### TASK PROMPT
Images are not part of the copy; transcribe all the data exactly.

─── DATASET RECORDS ───

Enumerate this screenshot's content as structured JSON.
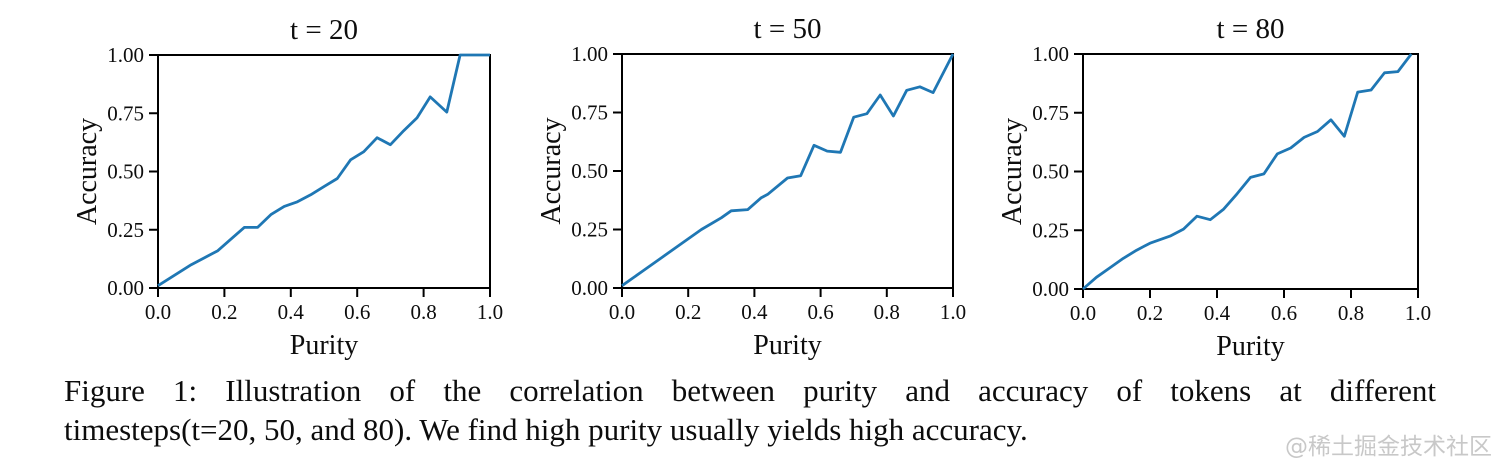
{
  "figure": {
    "caption_line1": "Figure 1: Illustration of the correlation between purity and accuracy of tokens at different",
    "caption_line2": "timesteps(t=20, 50, and 80). We find high purity usually yields high accuracy.",
    "watermark": "@稀土掘金技术社区"
  },
  "colors": {
    "line": "#1f77b4",
    "axis": "#000000",
    "text": "#0d0d0d",
    "watermark": "#c8c8c8",
    "background": "#ffffff"
  },
  "chart_data": [
    {
      "type": "line",
      "id": "t20",
      "title": "t = 20",
      "xlabel": "Purity",
      "ylabel": "Accuracy",
      "xlim": [
        0.0,
        1.0
      ],
      "ylim": [
        0.0,
        1.0
      ],
      "grid": false,
      "legend": false,
      "xticks": [
        "0.0",
        "0.2",
        "0.4",
        "0.6",
        "0.8",
        "1.0"
      ],
      "yticks": [
        "0.00",
        "0.25",
        "0.50",
        "0.75",
        "1.00"
      ],
      "x": [
        0.0,
        0.05,
        0.1,
        0.14,
        0.18,
        0.22,
        0.26,
        0.3,
        0.34,
        0.38,
        0.42,
        0.46,
        0.5,
        0.54,
        0.58,
        0.62,
        0.66,
        0.7,
        0.74,
        0.78,
        0.82,
        0.87,
        0.91,
        1.0
      ],
      "y": [
        0.01,
        0.055,
        0.1,
        0.13,
        0.16,
        0.21,
        0.26,
        0.26,
        0.315,
        0.35,
        0.37,
        0.4,
        0.435,
        0.47,
        0.55,
        0.585,
        0.645,
        0.615,
        0.675,
        0.73,
        0.82,
        0.755,
        1.0,
        1.0
      ]
    },
    {
      "type": "line",
      "id": "t50",
      "title": "t = 50",
      "xlabel": "Purity",
      "ylabel": "Accuracy",
      "xlim": [
        0.0,
        1.0
      ],
      "ylim": [
        0.0,
        1.0
      ],
      "grid": false,
      "legend": false,
      "xticks": [
        "0.0",
        "0.2",
        "0.4",
        "0.6",
        "0.8",
        "1.0"
      ],
      "yticks": [
        "0.00",
        "0.25",
        "0.50",
        "0.75",
        "1.00"
      ],
      "x": [
        0.0,
        0.06,
        0.12,
        0.18,
        0.24,
        0.3,
        0.33,
        0.38,
        0.42,
        0.44,
        0.5,
        0.54,
        0.58,
        0.62,
        0.66,
        0.7,
        0.74,
        0.78,
        0.82,
        0.86,
        0.9,
        0.94,
        1.0
      ],
      "y": [
        0.01,
        0.07,
        0.13,
        0.19,
        0.25,
        0.3,
        0.33,
        0.335,
        0.385,
        0.4,
        0.47,
        0.48,
        0.61,
        0.585,
        0.58,
        0.73,
        0.745,
        0.825,
        0.735,
        0.845,
        0.86,
        0.835,
        1.0
      ]
    },
    {
      "type": "line",
      "id": "t80",
      "title": "t = 80",
      "xlabel": "Purity",
      "ylabel": "Accuracy",
      "xlim": [
        0.0,
        1.0
      ],
      "ylim": [
        0.0,
        1.0
      ],
      "grid": false,
      "legend": false,
      "xticks": [
        "0.0",
        "0.2",
        "0.4",
        "0.6",
        "0.8",
        "1.0"
      ],
      "yticks": [
        "0.00",
        "0.25",
        "0.50",
        "0.75",
        "1.00"
      ],
      "x": [
        0.0,
        0.04,
        0.08,
        0.12,
        0.16,
        0.2,
        0.26,
        0.3,
        0.34,
        0.38,
        0.42,
        0.46,
        0.5,
        0.54,
        0.58,
        0.62,
        0.66,
        0.7,
        0.74,
        0.78,
        0.82,
        0.86,
        0.9,
        0.94,
        0.98
      ],
      "y": [
        0.0,
        0.05,
        0.09,
        0.13,
        0.165,
        0.195,
        0.225,
        0.255,
        0.31,
        0.295,
        0.34,
        0.405,
        0.475,
        0.49,
        0.575,
        0.6,
        0.645,
        0.67,
        0.72,
        0.65,
        0.838,
        0.847,
        0.92,
        0.925,
        1.0
      ]
    }
  ]
}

───

### COMPLETED EXERCISE
Enumerate this screenshot's content as structured JSON.
{
  "figure": {
    "caption_line1": "Figure 1: Illustration of the correlation between purity and accuracy of tokens at different",
    "caption_line2": "timesteps(t=20, 50, and 80). We find high purity usually yields high accuracy.",
    "watermark": "@稀土掘金技术社区"
  },
  "colors": {
    "line": "#1f77b4",
    "axis": "#000000",
    "text": "#0d0d0d",
    "watermark": "#c8c8c8",
    "background": "#ffffff"
  },
  "chart_data": [
    {
      "type": "line",
      "id": "t20",
      "title": "t = 20",
      "xlabel": "Purity",
      "ylabel": "Accuracy",
      "xlim": [
        0.0,
        1.0
      ],
      "ylim": [
        0.0,
        1.0
      ],
      "grid": false,
      "legend": false,
      "xticks": [
        "0.0",
        "0.2",
        "0.4",
        "0.6",
        "0.8",
        "1.0"
      ],
      "yticks": [
        "0.00",
        "0.25",
        "0.50",
        "0.75",
        "1.00"
      ],
      "x": [
        0.0,
        0.05,
        0.1,
        0.14,
        0.18,
        0.22,
        0.26,
        0.3,
        0.34,
        0.38,
        0.42,
        0.46,
        0.5,
        0.54,
        0.58,
        0.62,
        0.66,
        0.7,
        0.74,
        0.78,
        0.82,
        0.87,
        0.91,
        1.0
      ],
      "y": [
        0.01,
        0.055,
        0.1,
        0.13,
        0.16,
        0.21,
        0.26,
        0.26,
        0.315,
        0.35,
        0.37,
        0.4,
        0.435,
        0.47,
        0.55,
        0.585,
        0.645,
        0.615,
        0.675,
        0.73,
        0.82,
        0.755,
        1.0,
        1.0
      ]
    },
    {
      "type": "line",
      "id": "t50",
      "title": "t = 50",
      "xlabel": "Purity",
      "ylabel": "Accuracy",
      "xlim": [
        0.0,
        1.0
      ],
      "ylim": [
        0.0,
        1.0
      ],
      "grid": false,
      "legend": false,
      "xticks": [
        "0.0",
        "0.2",
        "0.4",
        "0.6",
        "0.8",
        "1.0"
      ],
      "yticks": [
        "0.00",
        "0.25",
        "0.50",
        "0.75",
        "1.00"
      ],
      "x": [
        0.0,
        0.06,
        0.12,
        0.18,
        0.24,
        0.3,
        0.33,
        0.38,
        0.42,
        0.44,
        0.5,
        0.54,
        0.58,
        0.62,
        0.66,
        0.7,
        0.74,
        0.78,
        0.82,
        0.86,
        0.9,
        0.94,
        1.0
      ],
      "y": [
        0.01,
        0.07,
        0.13,
        0.19,
        0.25,
        0.3,
        0.33,
        0.335,
        0.385,
        0.4,
        0.47,
        0.48,
        0.61,
        0.585,
        0.58,
        0.73,
        0.745,
        0.825,
        0.735,
        0.845,
        0.86,
        0.835,
        1.0
      ]
    },
    {
      "type": "line",
      "id": "t80",
      "title": "t = 80",
      "xlabel": "Purity",
      "ylabel": "Accuracy",
      "xlim": [
        0.0,
        1.0
      ],
      "ylim": [
        0.0,
        1.0
      ],
      "grid": false,
      "legend": false,
      "xticks": [
        "0.0",
        "0.2",
        "0.4",
        "0.6",
        "0.8",
        "1.0"
      ],
      "yticks": [
        "0.00",
        "0.25",
        "0.50",
        "0.75",
        "1.00"
      ],
      "x": [
        0.0,
        0.04,
        0.08,
        0.12,
        0.16,
        0.2,
        0.26,
        0.3,
        0.34,
        0.38,
        0.42,
        0.46,
        0.5,
        0.54,
        0.58,
        0.62,
        0.66,
        0.7,
        0.74,
        0.78,
        0.82,
        0.86,
        0.9,
        0.94,
        0.98
      ],
      "y": [
        0.0,
        0.05,
        0.09,
        0.13,
        0.165,
        0.195,
        0.225,
        0.255,
        0.31,
        0.295,
        0.34,
        0.405,
        0.475,
        0.49,
        0.575,
        0.6,
        0.645,
        0.67,
        0.72,
        0.65,
        0.838,
        0.847,
        0.92,
        0.925,
        1.0
      ]
    }
  ]
}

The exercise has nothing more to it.